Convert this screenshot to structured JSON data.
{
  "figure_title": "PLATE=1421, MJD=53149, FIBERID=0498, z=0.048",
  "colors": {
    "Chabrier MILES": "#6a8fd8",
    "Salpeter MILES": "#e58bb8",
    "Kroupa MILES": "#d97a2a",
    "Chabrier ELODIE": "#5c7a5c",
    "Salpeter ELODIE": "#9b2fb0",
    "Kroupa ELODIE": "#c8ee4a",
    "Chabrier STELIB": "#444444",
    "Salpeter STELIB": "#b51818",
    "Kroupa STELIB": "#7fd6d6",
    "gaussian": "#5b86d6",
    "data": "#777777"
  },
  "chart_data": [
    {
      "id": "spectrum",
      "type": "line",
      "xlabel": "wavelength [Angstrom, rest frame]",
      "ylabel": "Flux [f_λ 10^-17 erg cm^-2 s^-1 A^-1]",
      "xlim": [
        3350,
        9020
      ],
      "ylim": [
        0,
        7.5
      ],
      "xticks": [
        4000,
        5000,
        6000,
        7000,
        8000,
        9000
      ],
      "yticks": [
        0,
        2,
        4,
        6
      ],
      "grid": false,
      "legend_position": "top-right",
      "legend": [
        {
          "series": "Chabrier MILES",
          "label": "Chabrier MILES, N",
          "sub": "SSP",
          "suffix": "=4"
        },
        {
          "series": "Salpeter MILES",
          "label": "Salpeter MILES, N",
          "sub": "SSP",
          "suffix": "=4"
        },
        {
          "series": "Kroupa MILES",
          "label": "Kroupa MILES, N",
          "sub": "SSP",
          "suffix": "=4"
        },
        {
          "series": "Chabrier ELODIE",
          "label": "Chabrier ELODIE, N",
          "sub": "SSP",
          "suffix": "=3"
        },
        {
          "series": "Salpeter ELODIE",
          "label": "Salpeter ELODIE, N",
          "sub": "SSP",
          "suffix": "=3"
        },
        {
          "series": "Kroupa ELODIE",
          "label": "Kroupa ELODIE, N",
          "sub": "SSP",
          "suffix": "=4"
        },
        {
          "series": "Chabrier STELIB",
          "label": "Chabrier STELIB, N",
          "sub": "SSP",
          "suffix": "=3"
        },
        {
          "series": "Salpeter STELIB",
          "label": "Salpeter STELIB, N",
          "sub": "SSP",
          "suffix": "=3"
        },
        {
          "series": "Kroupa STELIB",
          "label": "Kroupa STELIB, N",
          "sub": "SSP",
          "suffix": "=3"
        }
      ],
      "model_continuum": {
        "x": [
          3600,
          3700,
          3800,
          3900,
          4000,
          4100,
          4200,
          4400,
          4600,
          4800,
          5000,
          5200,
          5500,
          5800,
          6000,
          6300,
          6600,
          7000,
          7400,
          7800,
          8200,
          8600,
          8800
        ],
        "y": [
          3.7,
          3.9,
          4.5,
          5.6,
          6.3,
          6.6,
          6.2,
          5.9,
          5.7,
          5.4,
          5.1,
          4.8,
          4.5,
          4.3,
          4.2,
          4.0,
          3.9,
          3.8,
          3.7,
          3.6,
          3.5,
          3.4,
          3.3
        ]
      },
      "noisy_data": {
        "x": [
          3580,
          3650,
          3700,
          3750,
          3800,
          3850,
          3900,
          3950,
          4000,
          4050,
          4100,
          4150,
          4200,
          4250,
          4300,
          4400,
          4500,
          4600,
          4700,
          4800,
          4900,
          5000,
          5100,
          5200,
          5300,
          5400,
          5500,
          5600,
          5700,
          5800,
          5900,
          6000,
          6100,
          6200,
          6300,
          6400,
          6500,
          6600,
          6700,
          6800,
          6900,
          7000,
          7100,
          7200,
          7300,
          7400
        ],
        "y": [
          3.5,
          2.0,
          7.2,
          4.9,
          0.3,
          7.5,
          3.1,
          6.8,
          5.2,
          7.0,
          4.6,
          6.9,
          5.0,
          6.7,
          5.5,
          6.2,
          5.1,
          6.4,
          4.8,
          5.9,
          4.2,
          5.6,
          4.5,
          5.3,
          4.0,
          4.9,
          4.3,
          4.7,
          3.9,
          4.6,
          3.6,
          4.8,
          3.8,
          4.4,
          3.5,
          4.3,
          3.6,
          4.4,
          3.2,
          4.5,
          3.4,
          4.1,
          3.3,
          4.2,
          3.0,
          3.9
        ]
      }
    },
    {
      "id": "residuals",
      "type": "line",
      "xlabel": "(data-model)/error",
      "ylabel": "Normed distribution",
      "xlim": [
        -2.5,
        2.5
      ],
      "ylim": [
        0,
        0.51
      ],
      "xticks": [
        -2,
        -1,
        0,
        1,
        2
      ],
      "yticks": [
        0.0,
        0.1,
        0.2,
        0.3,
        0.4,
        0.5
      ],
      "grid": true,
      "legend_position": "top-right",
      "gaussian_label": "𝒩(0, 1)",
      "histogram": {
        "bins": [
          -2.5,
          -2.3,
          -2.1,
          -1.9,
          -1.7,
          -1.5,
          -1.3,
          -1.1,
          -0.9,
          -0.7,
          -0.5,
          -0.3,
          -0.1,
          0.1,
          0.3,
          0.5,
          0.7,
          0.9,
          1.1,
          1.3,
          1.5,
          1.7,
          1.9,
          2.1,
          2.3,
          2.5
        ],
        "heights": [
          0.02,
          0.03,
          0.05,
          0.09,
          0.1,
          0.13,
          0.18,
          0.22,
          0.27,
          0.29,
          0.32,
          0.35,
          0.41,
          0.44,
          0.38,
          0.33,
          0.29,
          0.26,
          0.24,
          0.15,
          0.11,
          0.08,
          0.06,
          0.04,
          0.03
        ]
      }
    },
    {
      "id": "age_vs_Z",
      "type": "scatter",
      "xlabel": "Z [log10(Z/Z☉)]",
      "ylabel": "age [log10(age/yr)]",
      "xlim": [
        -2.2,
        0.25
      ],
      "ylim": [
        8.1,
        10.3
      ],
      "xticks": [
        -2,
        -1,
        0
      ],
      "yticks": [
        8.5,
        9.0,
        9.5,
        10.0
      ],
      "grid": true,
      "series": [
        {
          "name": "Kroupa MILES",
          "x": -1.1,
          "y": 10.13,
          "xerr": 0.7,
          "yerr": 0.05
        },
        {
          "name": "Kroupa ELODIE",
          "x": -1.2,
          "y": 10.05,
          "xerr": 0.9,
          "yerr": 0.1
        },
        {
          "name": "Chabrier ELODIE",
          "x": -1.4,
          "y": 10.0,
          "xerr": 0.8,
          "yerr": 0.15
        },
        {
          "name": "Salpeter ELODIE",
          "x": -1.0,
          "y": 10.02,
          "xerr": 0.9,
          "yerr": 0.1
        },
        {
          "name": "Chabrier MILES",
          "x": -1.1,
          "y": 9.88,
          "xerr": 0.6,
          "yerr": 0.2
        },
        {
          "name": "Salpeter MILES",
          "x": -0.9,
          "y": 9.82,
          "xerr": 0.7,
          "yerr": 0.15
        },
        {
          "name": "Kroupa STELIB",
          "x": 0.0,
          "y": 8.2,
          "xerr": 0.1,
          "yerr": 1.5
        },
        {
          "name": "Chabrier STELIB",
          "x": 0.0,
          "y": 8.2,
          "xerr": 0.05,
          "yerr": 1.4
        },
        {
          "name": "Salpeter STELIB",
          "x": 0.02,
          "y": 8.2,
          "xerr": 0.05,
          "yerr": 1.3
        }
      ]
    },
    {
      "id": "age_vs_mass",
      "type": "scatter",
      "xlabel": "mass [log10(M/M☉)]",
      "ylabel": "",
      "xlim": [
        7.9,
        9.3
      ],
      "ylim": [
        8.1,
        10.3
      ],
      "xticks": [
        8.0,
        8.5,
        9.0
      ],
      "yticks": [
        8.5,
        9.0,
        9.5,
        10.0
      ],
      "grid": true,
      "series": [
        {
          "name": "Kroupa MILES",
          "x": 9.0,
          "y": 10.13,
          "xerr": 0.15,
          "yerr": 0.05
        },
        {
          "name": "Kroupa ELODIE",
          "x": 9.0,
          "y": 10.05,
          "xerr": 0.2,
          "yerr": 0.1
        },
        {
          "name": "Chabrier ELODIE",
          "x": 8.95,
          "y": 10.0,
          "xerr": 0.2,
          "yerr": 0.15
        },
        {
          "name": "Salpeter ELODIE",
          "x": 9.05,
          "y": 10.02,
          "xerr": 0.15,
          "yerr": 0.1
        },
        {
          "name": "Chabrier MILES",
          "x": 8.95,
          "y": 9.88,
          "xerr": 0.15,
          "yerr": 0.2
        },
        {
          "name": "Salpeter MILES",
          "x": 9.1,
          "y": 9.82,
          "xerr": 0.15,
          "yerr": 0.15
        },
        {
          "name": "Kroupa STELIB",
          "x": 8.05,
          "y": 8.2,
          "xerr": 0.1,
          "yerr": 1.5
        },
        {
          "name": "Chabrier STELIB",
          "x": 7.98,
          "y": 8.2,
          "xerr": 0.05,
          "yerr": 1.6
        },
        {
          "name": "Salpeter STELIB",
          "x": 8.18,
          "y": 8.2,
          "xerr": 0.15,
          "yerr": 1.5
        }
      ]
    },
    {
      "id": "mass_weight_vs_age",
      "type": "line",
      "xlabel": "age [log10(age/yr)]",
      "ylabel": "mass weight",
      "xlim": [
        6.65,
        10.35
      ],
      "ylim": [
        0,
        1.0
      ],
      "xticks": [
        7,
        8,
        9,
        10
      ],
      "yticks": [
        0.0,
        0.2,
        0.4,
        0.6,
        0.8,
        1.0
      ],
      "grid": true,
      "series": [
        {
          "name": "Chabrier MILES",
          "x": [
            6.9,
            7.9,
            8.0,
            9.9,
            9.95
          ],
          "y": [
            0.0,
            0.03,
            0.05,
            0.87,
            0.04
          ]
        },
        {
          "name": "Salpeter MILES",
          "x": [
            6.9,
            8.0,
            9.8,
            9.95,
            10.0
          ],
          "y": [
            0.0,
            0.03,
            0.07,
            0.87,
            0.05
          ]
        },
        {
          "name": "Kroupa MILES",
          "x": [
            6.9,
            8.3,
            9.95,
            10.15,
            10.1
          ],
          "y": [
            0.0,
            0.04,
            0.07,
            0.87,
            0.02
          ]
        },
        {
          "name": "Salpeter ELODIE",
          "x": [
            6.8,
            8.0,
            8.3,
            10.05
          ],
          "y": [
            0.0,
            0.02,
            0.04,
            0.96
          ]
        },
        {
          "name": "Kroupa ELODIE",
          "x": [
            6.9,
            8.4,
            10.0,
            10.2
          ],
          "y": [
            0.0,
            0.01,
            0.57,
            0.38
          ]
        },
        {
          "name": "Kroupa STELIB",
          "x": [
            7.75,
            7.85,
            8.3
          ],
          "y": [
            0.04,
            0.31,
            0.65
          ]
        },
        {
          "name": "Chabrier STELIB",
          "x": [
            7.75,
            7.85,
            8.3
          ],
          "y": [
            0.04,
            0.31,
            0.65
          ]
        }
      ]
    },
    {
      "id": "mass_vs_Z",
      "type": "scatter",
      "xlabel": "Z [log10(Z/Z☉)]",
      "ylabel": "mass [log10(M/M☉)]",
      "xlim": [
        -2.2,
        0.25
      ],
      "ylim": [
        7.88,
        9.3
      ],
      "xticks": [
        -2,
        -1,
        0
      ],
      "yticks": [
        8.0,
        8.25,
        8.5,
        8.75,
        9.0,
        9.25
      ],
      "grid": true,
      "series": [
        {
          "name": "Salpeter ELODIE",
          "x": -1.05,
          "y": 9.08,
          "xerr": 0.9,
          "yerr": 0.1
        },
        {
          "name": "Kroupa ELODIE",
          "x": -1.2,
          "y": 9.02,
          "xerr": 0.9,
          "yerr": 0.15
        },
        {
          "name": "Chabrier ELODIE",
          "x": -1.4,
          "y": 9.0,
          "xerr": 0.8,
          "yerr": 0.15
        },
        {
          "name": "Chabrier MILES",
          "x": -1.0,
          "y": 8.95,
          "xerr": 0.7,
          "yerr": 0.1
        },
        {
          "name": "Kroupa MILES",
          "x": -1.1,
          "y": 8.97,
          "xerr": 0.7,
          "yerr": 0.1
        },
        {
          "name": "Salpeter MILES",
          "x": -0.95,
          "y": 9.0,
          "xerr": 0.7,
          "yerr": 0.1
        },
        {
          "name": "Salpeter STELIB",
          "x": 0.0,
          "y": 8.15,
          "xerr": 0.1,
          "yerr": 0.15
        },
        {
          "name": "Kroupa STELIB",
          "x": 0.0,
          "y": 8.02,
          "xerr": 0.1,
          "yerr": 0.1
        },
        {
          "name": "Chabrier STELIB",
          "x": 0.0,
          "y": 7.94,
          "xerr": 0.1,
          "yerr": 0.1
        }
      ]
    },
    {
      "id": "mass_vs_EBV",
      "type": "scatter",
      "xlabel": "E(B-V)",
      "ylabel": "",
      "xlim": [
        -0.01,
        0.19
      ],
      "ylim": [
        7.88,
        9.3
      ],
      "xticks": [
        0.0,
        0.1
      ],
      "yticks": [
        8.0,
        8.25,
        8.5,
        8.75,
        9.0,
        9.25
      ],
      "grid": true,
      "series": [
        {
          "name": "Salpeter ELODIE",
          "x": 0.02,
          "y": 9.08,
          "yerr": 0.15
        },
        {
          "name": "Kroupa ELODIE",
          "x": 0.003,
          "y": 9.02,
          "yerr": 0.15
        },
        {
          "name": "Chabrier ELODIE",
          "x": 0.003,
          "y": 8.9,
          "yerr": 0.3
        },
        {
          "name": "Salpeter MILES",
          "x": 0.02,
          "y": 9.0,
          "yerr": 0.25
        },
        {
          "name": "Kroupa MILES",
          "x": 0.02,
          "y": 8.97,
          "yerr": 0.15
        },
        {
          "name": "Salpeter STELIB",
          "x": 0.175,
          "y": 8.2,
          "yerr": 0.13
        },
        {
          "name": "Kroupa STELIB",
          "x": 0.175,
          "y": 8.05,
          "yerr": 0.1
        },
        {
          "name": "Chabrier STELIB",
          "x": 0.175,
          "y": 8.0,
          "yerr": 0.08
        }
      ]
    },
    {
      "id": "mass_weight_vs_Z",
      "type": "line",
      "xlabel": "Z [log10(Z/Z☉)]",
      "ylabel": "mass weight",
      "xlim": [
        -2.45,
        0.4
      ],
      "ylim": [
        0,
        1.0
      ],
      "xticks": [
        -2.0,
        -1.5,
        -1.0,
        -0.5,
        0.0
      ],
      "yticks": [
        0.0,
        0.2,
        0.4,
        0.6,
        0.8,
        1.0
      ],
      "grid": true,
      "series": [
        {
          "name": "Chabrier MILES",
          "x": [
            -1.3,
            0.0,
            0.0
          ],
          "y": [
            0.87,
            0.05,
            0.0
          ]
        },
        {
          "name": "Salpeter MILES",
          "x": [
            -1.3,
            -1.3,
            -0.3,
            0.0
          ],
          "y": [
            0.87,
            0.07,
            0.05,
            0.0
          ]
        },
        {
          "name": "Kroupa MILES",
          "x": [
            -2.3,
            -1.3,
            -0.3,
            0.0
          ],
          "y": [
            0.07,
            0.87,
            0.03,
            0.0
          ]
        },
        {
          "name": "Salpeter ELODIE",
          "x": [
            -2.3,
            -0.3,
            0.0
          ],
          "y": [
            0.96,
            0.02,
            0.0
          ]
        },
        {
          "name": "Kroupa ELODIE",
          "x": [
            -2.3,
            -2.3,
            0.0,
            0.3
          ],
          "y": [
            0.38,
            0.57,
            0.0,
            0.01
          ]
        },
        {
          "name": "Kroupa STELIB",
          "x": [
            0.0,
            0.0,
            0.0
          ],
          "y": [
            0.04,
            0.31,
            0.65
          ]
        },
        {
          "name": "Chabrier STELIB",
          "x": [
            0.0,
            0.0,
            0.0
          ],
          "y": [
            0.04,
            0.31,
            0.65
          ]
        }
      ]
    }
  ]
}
-=-=-
Report back each line of the entries that holds the string "xlabel".

» **Task response**
      "xlabel": "wavelength [Angstrom, rest frame]",
      "xlabel": "(data-model)/error",
      "xlabel": "Z [log10(Z/Z☉)]",
      "xlabel": "mass [log10(M/M☉)]",
      "xlabel": "age [log10(age/yr)]",
      "xlabel": "Z [log10(Z/Z☉)]",
      "xlabel": "E(B-V)",
      "xlabel": "Z [log10(Z/Z☉)]",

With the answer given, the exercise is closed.